Instruction 1
Answer these questions from the passage on voice tone:
(a) Who pays close attention to how they say things?
(b) Besides processing vocal intonations, what do the same brain regions play a major role in?
(c) How do people with damage to the brain regions that process vocal intonations speak?
Instruction 2
Return the records unchanged, from the first line of the records through the line holding "76, 1211, 100]", inclusive.

Passage shown
----------------------------------------

The truism “It’s not what you say, it’s how you say it…” is only partially true – what you say does matter. However, research on the human brain backs up a paraphrased version: HOW you say something CAN have a greater impact than just the words. Therefore, great communicators and customer service professionals pay close attention to how they say things.
Now, the brain research to emphasize why this is mission critical. Don’t worry, this will be a Reader’s Digest Condensed Version…
The same regions of the brain that process vocal intonations also play a major role in deciphering and creating emotions. People with brain damage to these regions are unable to identify the message communicated by vocal inflections. To them “Nice job!” spoken with sincerity means the same as “Nice job” spoken with sarcasm. They also speak in a monotonic, emotionless manner.
Because the same regions of the brain that process voice tone also process and create emotions, your voice tone is a direct link to the “emotion mixing board” in another person’s brain. Because of this, your voice tone has a huge impact on other people’s emotional state – for better or for worse.

----------------------------------------

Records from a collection

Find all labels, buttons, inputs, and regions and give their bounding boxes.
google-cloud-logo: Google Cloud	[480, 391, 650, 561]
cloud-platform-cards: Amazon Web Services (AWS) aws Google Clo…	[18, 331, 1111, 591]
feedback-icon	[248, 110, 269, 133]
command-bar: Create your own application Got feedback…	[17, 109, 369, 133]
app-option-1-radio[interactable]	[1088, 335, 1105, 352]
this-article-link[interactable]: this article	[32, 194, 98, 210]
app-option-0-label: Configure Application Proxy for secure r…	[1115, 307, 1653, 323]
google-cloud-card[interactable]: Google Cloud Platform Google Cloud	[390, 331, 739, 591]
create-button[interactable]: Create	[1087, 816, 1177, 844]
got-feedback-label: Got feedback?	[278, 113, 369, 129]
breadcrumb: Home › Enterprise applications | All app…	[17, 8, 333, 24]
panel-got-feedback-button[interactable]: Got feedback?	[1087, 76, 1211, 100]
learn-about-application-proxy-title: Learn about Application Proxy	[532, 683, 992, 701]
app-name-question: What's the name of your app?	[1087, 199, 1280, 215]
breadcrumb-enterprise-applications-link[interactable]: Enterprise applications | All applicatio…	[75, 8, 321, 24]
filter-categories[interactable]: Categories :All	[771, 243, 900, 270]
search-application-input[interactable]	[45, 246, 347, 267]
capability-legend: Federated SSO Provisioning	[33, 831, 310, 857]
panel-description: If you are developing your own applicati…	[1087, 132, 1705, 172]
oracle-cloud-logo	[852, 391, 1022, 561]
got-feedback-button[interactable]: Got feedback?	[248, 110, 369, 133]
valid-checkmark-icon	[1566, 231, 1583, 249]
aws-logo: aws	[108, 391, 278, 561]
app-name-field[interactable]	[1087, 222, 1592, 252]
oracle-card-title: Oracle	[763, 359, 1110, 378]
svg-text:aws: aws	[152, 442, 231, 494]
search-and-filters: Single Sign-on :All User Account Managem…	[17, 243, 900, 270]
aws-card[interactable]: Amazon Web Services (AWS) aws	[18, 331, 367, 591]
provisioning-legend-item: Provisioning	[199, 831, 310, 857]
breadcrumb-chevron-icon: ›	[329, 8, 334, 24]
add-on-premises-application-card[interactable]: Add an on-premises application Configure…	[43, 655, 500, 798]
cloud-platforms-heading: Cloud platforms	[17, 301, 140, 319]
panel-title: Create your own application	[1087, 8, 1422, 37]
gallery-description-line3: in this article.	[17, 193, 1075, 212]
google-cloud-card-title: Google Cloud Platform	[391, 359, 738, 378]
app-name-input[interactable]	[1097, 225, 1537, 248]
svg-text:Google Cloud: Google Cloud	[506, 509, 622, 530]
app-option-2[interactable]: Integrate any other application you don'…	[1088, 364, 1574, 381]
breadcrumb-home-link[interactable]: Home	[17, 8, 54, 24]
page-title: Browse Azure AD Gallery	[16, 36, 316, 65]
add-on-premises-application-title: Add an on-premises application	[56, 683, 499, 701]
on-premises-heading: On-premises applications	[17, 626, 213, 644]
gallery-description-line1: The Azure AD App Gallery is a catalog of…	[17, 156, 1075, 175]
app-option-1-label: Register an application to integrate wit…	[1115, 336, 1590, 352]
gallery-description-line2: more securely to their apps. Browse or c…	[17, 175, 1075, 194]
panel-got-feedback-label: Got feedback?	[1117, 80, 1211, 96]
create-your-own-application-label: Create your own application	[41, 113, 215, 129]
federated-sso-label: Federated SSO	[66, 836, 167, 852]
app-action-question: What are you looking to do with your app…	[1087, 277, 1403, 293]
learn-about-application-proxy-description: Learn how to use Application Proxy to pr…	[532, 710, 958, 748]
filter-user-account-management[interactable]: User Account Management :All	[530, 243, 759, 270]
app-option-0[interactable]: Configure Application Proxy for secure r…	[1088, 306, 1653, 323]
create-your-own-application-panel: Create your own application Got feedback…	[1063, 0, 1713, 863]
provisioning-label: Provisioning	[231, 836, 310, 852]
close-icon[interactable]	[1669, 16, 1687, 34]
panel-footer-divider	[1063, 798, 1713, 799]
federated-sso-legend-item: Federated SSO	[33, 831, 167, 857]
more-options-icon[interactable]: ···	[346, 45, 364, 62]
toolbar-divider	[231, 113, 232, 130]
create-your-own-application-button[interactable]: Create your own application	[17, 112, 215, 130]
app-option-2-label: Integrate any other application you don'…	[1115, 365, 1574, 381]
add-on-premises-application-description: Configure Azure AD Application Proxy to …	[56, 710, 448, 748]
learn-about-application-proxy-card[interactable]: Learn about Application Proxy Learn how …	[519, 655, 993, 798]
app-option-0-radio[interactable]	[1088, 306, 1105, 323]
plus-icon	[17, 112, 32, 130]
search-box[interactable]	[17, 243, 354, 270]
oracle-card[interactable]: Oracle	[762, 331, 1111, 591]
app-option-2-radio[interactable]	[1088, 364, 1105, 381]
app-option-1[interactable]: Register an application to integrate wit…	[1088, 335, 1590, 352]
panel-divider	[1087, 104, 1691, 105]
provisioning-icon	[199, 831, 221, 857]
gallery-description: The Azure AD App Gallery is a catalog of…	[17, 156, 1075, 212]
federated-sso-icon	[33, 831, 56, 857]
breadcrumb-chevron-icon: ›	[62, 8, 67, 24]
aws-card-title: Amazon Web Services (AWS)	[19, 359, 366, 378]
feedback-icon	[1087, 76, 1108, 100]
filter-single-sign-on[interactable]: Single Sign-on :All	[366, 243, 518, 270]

----------------------------------------

Finished answer 1
(a) Great communicators and customer service professionals.
(b) Deciphering and creating emotions.
(c) In a monotonic, emotionless manner.

Finished answer 2
Find all labels, buttons, inputs, and regions and give their bounding boxes.
google-cloud-logo: Google Cloud	[480, 391, 650, 561]
cloud-platform-cards: Amazon Web Services (AWS) aws Google Clo…	[18, 331, 1111, 591]
feedback-icon	[248, 110, 269, 133]
command-bar: Create your own application Got feedback…	[17, 109, 369, 133]
app-option-1-radio[interactable]	[1088, 335, 1105, 352]
this-article-link[interactable]: this article	[32, 194, 98, 210]
app-option-0-label: Configure Application Proxy for secure r…	[1115, 307, 1653, 323]
google-cloud-card[interactable]: Google Cloud Platform Google Cloud	[390, 331, 739, 591]
create-button[interactable]: Create	[1087, 816, 1177, 844]
got-feedback-label: Got feedback?	[278, 113, 369, 129]
breadcrumb: Home › Enterprise applications | All app…	[17, 8, 333, 24]
panel-got-feedback-button[interactable]: Got feedback?	[1087, 76, 1211, 100]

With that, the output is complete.